- [SUPPLIED DATA]:

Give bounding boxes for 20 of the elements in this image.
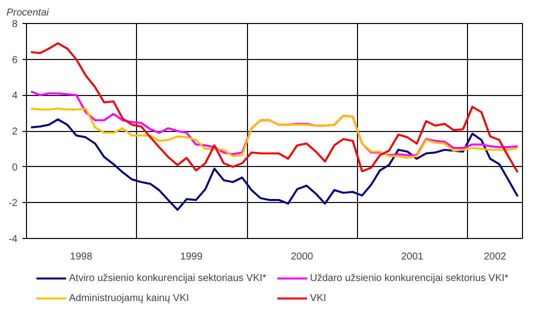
x-tick-label: 2001 — [401, 252, 424, 262]
y-tick-label: 4 — [12, 90, 18, 102]
y-tick-label: 6 — [12, 54, 18, 66]
y-tick-label: 8 — [12, 19, 18, 30]
y-tick-label: 0 — [12, 162, 18, 174]
line-series — [30, 108, 519, 159]
y-tick-label: 2 — [12, 126, 18, 138]
x-tick-label: 2002 — [484, 252, 507, 262]
x-tick-label: 2000 — [290, 252, 314, 262]
x-tick-label: 1998 — [70, 252, 93, 262]
y-axis-title: Procentai — [6, 8, 50, 18]
line-series — [30, 118, 519, 211]
legend-label: VKI — [310, 292, 328, 304]
legend-label: Administruojamų kainų VKI — [69, 292, 190, 304]
legend-label: Uždaro užsienio konkurencijai sektorius VKI* — [310, 272, 510, 284]
x-tick-label: 1999 — [180, 252, 203, 262]
line-series — [30, 42, 519, 174]
y-tick-label: -2 — [8, 198, 18, 210]
legend-label: Atviro užsienio konkurencijai sektoriaus VKI* — [69, 272, 268, 284]
y-tick-label: -4 — [8, 234, 18, 245]
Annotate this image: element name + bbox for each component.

- [SET PROBLEM]: Reproduce the records above verbatim, keeping every line in its original order but leaving out the pictures.

- [COMPLETED EXERCISE]:
Give bounding boxes for 20 of the elements in this image.
x-tick-label: 2001 — [401, 252, 424, 262]
y-tick-label: 4 — [12, 90, 18, 102]
y-tick-label: 6 — [12, 54, 18, 66]
y-tick-label: 8 — [12, 19, 18, 30]
y-tick-label: 0 — [12, 162, 18, 174]
line-series — [30, 108, 519, 159]
y-tick-label: 2 — [12, 126, 18, 138]
x-tick-label: 2002 — [484, 252, 507, 262]
x-tick-label: 2000 — [290, 252, 314, 262]
x-tick-label: 1998 — [70, 252, 93, 262]
y-axis-title: Procentai — [6, 8, 50, 18]
line-series — [30, 118, 519, 211]
legend-label: VKI — [310, 292, 328, 304]
legend-label: Administruojamų kainų VKI — [69, 292, 190, 304]
legend-label: Uždaro užsienio konkurencijai sektorius VKI* — [310, 272, 510, 284]
x-tick-label: 1999 — [180, 252, 203, 262]
line-series — [30, 42, 519, 174]
y-tick-label: -2 — [8, 198, 18, 210]
legend-label: Atviro užsienio konkurencijai sektoriaus VKI* — [69, 272, 268, 284]
y-tick-label: -4 — [8, 234, 18, 245]
Annotate this image: element name + bbox for each component.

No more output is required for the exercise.